* _The problem_: Scan the data below and pick out the lines containing the word "ylabel".

============================================================

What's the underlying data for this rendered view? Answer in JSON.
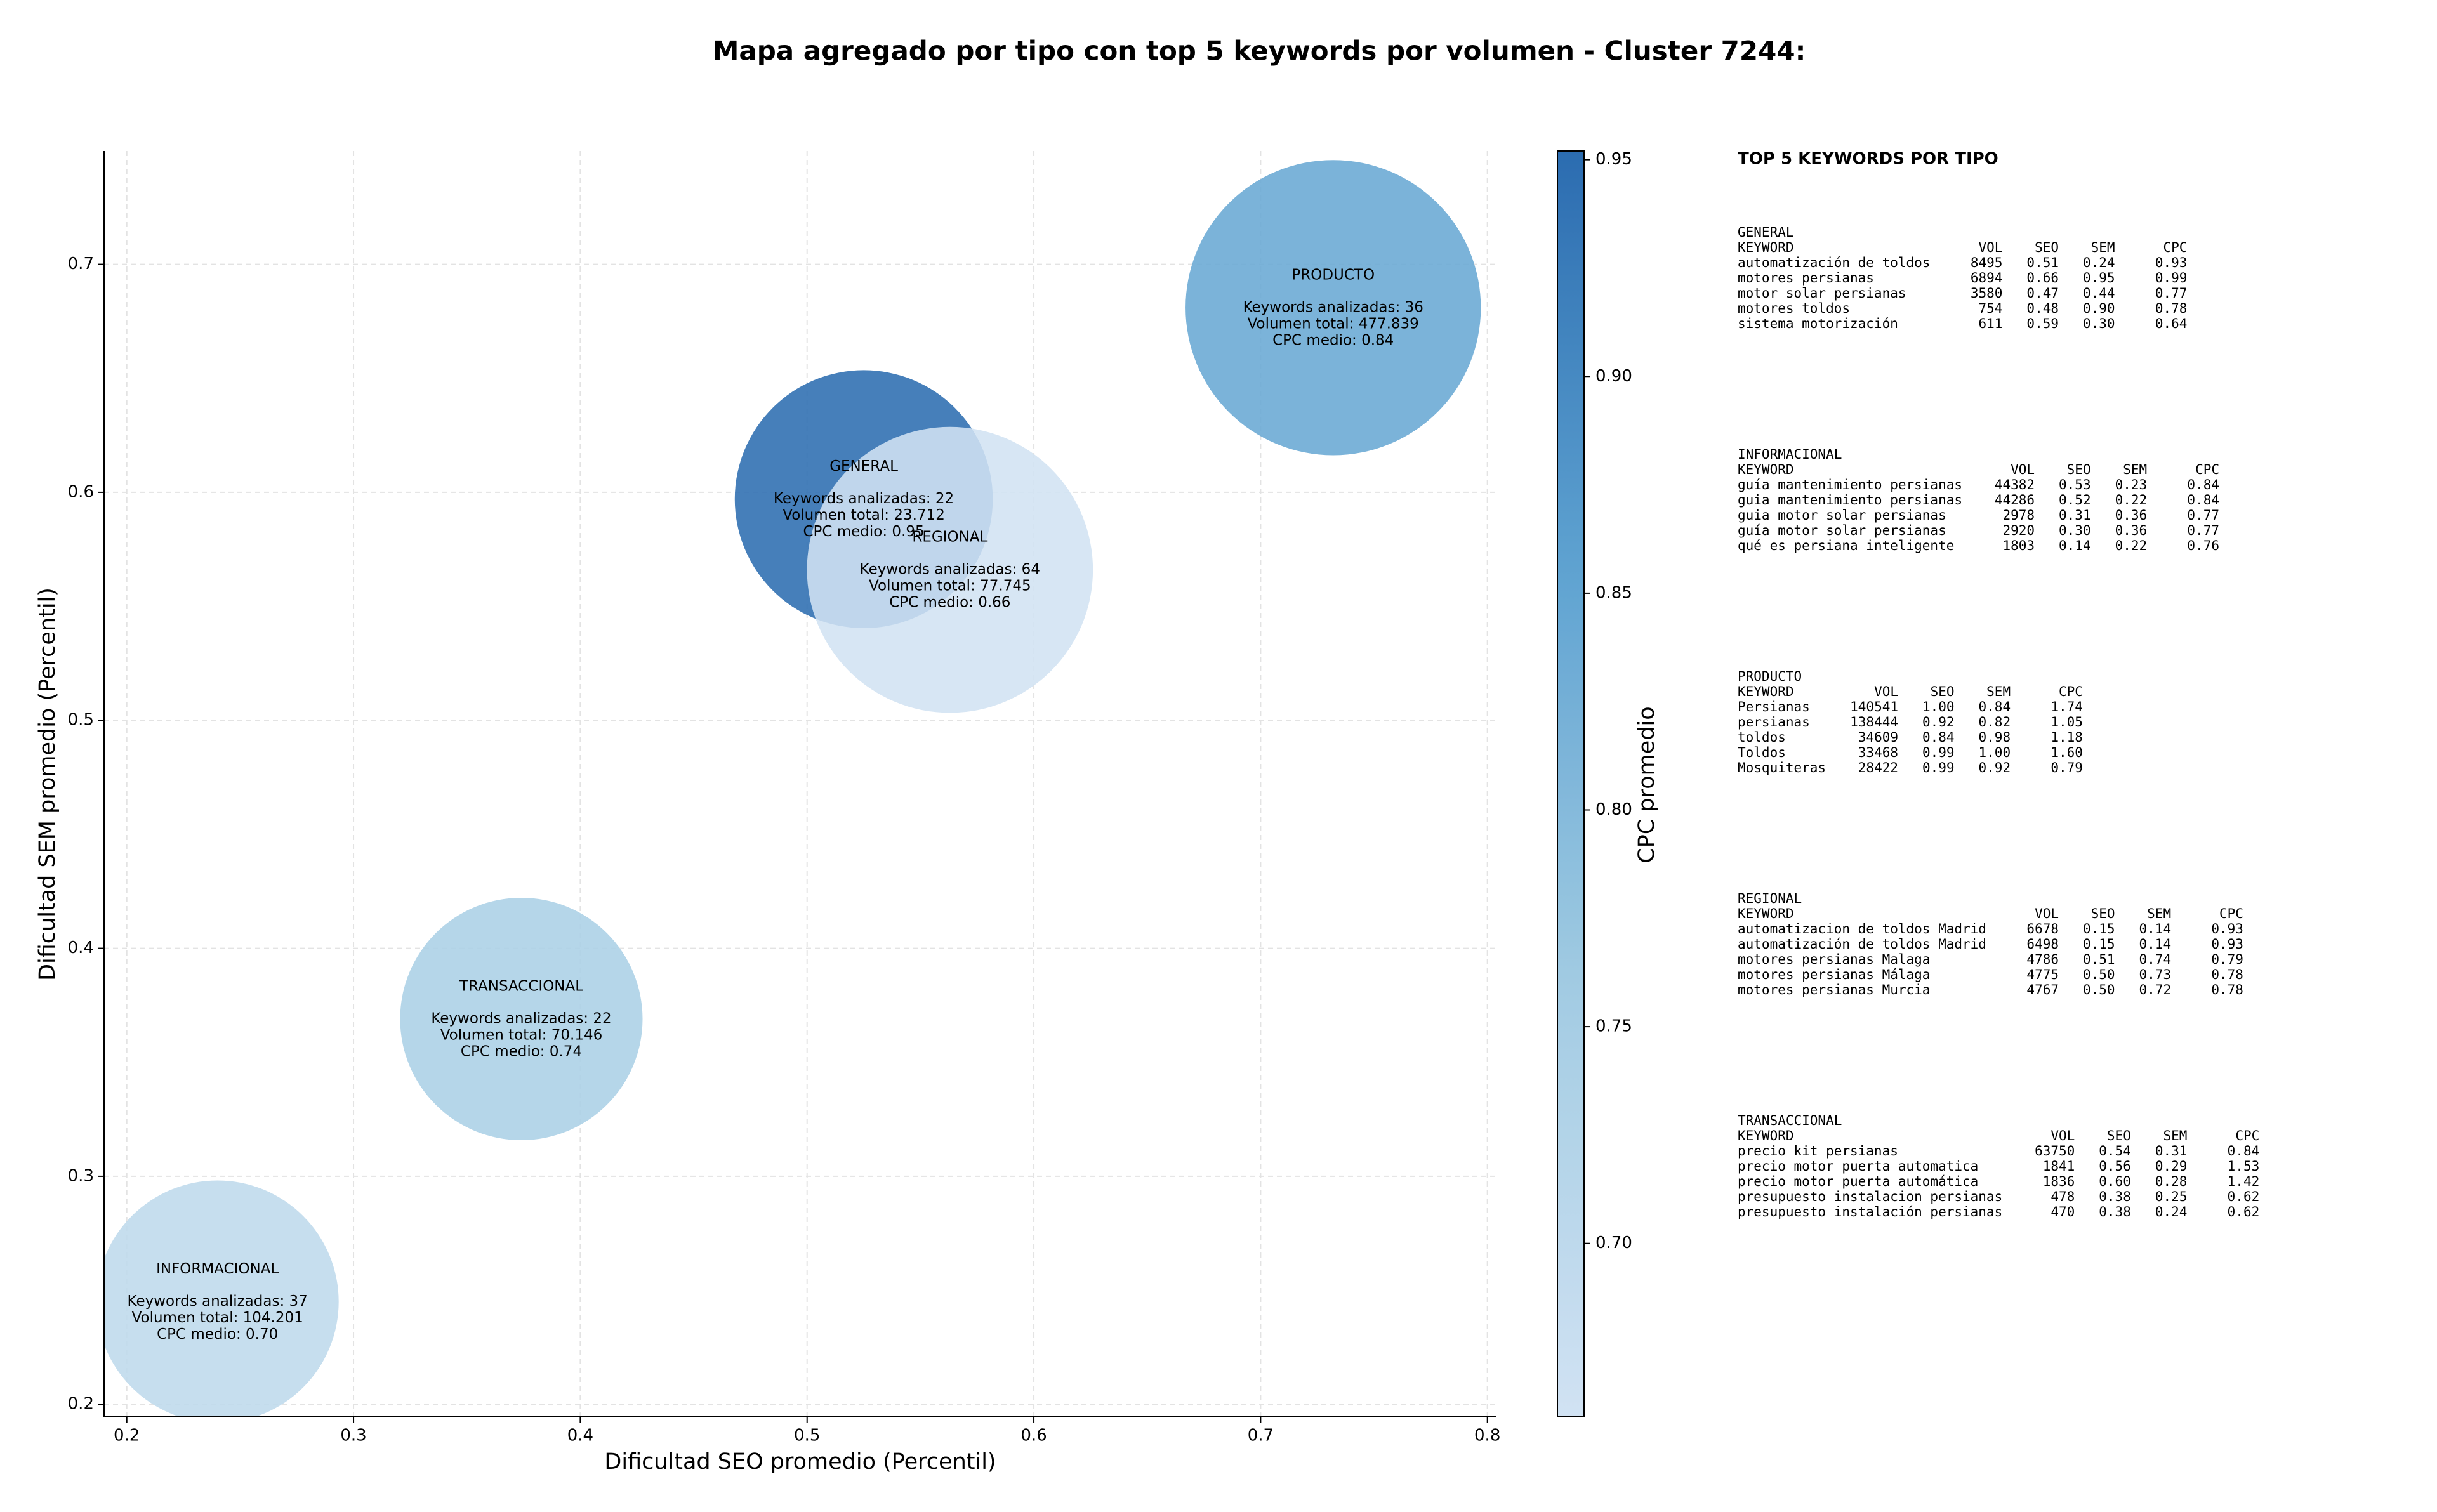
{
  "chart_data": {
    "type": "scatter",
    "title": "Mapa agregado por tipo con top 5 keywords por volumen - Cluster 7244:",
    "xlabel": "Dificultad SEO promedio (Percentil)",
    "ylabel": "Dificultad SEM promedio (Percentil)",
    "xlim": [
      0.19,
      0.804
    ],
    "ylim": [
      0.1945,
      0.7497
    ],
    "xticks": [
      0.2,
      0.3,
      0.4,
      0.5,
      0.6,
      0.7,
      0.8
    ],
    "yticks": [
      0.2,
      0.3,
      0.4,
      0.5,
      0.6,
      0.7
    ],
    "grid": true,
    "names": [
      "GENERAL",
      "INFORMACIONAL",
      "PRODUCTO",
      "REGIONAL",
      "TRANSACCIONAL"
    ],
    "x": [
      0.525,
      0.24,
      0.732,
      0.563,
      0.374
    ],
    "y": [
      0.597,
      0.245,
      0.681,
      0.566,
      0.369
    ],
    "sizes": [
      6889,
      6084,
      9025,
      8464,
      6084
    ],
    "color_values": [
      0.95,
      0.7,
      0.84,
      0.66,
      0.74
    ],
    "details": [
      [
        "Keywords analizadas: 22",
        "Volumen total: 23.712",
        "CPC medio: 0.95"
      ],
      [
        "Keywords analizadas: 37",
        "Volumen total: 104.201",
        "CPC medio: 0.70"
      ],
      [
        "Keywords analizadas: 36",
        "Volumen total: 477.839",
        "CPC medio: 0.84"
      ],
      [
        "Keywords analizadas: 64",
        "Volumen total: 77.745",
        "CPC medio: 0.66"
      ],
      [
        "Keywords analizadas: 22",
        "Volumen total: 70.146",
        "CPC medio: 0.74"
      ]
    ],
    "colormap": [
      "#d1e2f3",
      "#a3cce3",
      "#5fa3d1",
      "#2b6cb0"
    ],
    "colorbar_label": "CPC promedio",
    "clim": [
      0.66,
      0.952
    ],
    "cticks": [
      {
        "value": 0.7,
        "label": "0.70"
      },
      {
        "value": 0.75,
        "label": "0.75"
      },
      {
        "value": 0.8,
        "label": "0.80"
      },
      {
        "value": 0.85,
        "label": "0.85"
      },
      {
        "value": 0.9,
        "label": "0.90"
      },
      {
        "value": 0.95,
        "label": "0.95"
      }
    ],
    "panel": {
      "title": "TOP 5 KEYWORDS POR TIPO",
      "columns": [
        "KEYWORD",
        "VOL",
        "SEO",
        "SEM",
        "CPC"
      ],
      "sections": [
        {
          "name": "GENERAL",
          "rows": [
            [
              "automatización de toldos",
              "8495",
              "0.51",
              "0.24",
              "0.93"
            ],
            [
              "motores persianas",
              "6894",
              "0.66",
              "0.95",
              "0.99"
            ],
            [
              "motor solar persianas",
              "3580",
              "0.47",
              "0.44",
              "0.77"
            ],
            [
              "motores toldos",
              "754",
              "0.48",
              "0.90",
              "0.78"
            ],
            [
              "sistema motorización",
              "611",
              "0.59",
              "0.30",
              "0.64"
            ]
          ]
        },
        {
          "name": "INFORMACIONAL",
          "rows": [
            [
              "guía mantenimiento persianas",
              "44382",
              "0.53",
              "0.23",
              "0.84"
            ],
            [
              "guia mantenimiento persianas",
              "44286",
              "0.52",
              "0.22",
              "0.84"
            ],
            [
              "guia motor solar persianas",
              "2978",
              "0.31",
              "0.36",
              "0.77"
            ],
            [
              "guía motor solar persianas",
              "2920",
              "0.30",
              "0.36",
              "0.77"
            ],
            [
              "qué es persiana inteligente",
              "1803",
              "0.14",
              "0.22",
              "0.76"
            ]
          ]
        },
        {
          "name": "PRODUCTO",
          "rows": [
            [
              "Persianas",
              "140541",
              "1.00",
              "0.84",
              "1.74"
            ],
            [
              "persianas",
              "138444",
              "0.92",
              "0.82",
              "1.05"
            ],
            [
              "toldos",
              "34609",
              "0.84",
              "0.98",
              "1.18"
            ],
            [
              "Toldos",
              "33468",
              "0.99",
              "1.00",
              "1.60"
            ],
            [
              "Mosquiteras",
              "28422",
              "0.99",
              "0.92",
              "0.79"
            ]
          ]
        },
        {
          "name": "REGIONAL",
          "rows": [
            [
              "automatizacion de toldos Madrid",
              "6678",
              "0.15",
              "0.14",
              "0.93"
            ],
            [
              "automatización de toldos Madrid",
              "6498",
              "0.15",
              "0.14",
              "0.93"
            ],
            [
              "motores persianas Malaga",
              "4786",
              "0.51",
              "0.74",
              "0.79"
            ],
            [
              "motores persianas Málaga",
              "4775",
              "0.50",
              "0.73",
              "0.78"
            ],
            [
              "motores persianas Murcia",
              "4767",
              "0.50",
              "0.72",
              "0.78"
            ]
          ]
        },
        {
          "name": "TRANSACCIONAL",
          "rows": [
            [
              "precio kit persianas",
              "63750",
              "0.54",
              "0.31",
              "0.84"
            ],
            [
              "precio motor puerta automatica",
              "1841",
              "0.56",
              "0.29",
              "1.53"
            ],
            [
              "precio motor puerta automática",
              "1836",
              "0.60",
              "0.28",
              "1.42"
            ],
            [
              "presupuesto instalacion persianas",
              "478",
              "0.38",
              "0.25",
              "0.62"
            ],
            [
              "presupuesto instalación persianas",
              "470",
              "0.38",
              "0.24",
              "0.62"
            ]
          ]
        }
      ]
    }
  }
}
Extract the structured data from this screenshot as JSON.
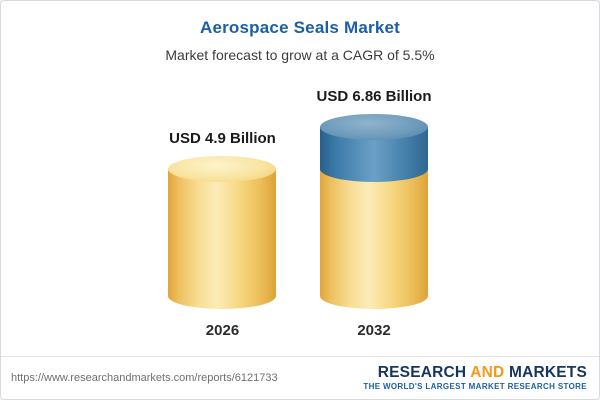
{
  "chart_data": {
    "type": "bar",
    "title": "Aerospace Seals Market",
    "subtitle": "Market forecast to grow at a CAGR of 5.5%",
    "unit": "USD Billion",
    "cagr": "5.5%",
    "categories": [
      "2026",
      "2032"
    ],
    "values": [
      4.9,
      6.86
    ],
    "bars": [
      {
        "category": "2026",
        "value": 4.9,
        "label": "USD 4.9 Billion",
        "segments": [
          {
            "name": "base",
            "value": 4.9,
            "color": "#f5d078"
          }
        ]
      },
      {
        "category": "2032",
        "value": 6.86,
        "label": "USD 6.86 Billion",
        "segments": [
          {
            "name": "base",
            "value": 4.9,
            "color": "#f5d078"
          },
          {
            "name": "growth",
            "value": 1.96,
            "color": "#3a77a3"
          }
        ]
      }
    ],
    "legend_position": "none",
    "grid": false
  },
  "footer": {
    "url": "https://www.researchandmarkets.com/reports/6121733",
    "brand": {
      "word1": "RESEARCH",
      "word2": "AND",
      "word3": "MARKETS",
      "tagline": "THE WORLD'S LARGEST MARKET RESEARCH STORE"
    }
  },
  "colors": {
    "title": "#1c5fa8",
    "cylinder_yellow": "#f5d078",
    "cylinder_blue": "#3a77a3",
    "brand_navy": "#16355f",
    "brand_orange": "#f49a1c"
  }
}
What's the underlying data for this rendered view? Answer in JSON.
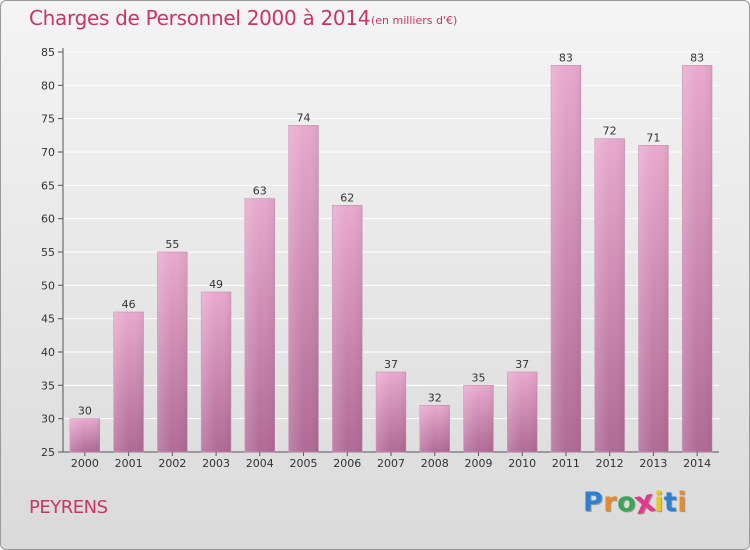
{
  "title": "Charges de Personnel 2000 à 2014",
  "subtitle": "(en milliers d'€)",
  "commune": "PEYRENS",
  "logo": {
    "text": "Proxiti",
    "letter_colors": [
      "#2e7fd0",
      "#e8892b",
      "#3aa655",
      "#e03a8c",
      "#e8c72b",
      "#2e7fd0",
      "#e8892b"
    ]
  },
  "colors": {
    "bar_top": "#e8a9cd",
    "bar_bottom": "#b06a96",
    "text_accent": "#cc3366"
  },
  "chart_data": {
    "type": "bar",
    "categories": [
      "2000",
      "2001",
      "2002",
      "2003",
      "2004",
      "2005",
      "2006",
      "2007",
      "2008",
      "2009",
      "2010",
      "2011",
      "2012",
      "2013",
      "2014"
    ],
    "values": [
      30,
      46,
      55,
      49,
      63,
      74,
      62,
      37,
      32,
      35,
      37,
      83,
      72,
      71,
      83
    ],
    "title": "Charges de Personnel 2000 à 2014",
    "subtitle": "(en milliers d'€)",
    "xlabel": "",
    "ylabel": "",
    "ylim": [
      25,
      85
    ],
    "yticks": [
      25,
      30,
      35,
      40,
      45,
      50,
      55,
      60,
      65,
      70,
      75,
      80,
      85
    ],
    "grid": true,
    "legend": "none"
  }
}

============================================================

* _Response for this exercise_:
    "ylabel": "Dificultad SEM promedio (Percentil)",
    "ylabel": "",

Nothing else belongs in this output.